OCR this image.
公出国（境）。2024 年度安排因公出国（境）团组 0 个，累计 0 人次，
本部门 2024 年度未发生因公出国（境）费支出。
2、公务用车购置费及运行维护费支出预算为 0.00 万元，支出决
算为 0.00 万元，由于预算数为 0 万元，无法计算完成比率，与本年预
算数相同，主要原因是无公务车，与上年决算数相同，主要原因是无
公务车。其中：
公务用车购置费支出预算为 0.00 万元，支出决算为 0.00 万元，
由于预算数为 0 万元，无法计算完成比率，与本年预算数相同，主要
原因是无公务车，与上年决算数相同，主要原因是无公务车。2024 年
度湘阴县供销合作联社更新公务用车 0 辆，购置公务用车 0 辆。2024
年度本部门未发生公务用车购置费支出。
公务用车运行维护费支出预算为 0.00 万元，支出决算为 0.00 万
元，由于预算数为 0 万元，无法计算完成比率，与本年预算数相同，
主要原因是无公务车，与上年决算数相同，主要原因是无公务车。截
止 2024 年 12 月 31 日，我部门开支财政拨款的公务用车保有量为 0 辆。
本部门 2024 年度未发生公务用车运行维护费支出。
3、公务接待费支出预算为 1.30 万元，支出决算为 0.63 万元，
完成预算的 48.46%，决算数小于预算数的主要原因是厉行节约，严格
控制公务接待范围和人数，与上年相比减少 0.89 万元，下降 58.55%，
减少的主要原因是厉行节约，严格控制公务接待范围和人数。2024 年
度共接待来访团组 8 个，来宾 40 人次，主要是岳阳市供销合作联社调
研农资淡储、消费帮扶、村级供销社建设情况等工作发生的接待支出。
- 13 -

TASK REQUIREMENTS — Find all lines where the word "与本年预算数相同" appears. Copy them.

THE SOLUTION —
由于预算数为 0 万元，无法计算完成比率，与本年预算数相同，主要
元，由于预算数为 0 万元，无法计算完成比率，与本年预算数相同，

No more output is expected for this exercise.